____ RECORDS FOR PROCESSING
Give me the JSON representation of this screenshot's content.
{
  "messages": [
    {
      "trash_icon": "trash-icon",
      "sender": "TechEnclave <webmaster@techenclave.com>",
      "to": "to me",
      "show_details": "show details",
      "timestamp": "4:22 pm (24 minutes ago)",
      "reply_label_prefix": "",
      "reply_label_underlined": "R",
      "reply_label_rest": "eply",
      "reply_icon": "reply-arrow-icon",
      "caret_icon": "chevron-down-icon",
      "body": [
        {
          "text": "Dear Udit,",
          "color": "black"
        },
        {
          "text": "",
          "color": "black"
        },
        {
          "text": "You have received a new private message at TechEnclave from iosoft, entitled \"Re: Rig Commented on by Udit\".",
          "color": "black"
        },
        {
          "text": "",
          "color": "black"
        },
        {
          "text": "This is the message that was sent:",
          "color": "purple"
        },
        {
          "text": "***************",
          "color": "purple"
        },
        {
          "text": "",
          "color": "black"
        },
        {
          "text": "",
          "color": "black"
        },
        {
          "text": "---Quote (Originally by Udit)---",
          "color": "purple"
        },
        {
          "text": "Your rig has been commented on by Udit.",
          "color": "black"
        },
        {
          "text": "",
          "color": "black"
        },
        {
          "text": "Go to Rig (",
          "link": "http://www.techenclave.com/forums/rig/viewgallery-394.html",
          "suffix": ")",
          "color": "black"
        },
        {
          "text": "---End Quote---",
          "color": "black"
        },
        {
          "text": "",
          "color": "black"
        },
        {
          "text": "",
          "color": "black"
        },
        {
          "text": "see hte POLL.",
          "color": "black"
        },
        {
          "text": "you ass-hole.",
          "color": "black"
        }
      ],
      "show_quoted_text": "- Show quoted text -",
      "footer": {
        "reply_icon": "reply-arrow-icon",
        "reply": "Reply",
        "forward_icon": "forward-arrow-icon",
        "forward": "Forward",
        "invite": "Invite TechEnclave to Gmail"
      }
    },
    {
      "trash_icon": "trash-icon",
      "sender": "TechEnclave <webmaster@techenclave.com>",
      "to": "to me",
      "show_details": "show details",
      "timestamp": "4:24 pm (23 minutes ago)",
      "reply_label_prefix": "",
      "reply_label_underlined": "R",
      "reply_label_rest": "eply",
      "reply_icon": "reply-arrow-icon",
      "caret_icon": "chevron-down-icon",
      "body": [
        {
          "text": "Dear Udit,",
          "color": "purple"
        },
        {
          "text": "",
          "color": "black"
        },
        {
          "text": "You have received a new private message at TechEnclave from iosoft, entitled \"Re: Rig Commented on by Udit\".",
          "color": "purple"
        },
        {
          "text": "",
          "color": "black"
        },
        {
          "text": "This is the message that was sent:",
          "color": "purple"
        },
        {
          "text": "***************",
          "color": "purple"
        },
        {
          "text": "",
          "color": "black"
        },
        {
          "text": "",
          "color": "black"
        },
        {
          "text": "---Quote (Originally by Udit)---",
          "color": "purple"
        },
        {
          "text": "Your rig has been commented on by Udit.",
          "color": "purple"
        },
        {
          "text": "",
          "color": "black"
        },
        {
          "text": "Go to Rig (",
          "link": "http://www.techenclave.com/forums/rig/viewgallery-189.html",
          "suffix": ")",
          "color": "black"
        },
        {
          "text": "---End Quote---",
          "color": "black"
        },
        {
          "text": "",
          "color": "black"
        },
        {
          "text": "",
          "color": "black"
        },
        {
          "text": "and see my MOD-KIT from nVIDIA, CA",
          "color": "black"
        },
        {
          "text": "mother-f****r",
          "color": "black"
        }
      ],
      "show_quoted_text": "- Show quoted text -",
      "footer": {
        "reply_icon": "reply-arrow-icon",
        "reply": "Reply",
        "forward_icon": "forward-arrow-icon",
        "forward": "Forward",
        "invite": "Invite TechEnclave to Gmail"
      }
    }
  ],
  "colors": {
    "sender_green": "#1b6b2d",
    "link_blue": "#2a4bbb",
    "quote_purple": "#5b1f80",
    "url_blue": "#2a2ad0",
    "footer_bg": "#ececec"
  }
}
________
◆ **STATED PROBLEM**
Take the entries above and copy them out exactly.

◆ **THE RESULT**
Give me the JSON representation of this screenshot's content.
{
  "messages": [
    {
      "trash_icon": "trash-icon",
      "sender": "TechEnclave <webmaster@techenclave.com>",
      "to": "to me",
      "show_details": "show details",
      "timestamp": "4:22 pm (24 minutes ago)",
      "reply_label_prefix": "",
      "reply_label_underlined": "R",
      "reply_label_rest": "eply",
      "reply_icon": "reply-arrow-icon",
      "caret_icon": "chevron-down-icon",
      "body": [
        {
          "text": "Dear Udit,",
          "color": "black"
        },
        {
          "text": "",
          "color": "black"
        },
        {
          "text": "You have received a new private message at TechEnclave from iosoft, entitled \"Re: Rig Commented on by Udit\".",
          "color": "black"
        },
        {
          "text": "",
          "color": "black"
        },
        {
          "text": "This is the message that was sent:",
          "color": "purple"
        },
        {
          "text": "***************",
          "color": "purple"
        },
        {
          "text": "",
          "color": "black"
        },
        {
          "text": "",
          "color": "black"
        },
        {
          "text": "---Quote (Originally by Udit)---",
          "color": "purple"
        },
        {
          "text": "Your rig has been commented on by Udit.",
          "color": "black"
        },
        {
          "text": "",
          "color": "black"
        },
        {
          "text": "Go to Rig (",
          "link": "http://www.techenclave.com/forums/rig/viewgallery-394.html",
          "suffix": ")",
          "color": "black"
        },
        {
          "text": "---End Quote---",
          "color": "black"
        },
        {
          "text": "",
          "color": "black"
        },
        {
          "text": "",
          "color": "black"
        },
        {
          "text": "see hte POLL.",
          "color": "black"
        },
        {
          "text": "you ass-hole.",
          "color": "black"
        }
      ],
      "show_quoted_text": "- Show quoted text -",
      "footer": {
        "reply_icon": "reply-arrow-icon",
        "reply": "Reply",
        "forward_icon": "forward-arrow-icon",
        "forward": "Forward",
        "invite": "Invite TechEnclave to Gmail"
      }
    },
    {
      "trash_icon": "trash-icon",
      "sender": "TechEnclave <webmaster@techenclave.com>",
      "to": "to me",
      "show_details": "show details",
      "timestamp": "4:24 pm (23 minutes ago)",
      "reply_label_prefix": "",
      "reply_label_underlined": "R",
      "reply_label_rest": "eply",
      "reply_icon": "reply-arrow-icon",
      "caret_icon": "chevron-down-icon",
      "body": [
        {
          "text": "Dear Udit,",
          "color": "purple"
        },
        {
          "text": "",
          "color": "black"
        },
        {
          "text": "You have received a new private message at TechEnclave from iosoft, entitled \"Re: Rig Commented on by Udit\".",
          "color": "purple"
        },
        {
          "text": "",
          "color": "black"
        },
        {
          "text": "This is the message that was sent:",
          "color": "purple"
        },
        {
          "text": "***************",
          "color": "purple"
        },
        {
          "text": "",
          "color": "black"
        },
        {
          "text": "",
          "color": "black"
        },
        {
          "text": "---Quote (Originally by Udit)---",
          "color": "purple"
        },
        {
          "text": "Your rig has been commented on by Udit.",
          "color": "purple"
        },
        {
          "text": "",
          "color": "black"
        },
        {
          "text": "Go to Rig (",
          "link": "http://www.techenclave.com/forums/rig/viewgallery-189.html",
          "suffix": ")",
          "color": "black"
        },
        {
          "text": "---End Quote---",
          "color": "black"
        },
        {
          "text": "",
          "color": "black"
        },
        {
          "text": "",
          "color": "black"
        },
        {
          "text": "and see my MOD-KIT from nVIDIA, CA",
          "color": "black"
        },
        {
          "text": "mother-f****r",
          "color": "black"
        }
      ],
      "show_quoted_text": "- Show quoted text -",
      "footer": {
        "reply_icon": "reply-arrow-icon",
        "reply": "Reply",
        "forward_icon": "forward-arrow-icon",
        "forward": "Forward",
        "invite": "Invite TechEnclave to Gmail"
      }
    }
  ],
  "colors": {
    "sender_green": "#1b6b2d",
    "link_blue": "#2a4bbb",
    "quote_purple": "#5b1f80",
    "url_blue": "#2a2ad0",
    "footer_bg": "#ececec"
  }
}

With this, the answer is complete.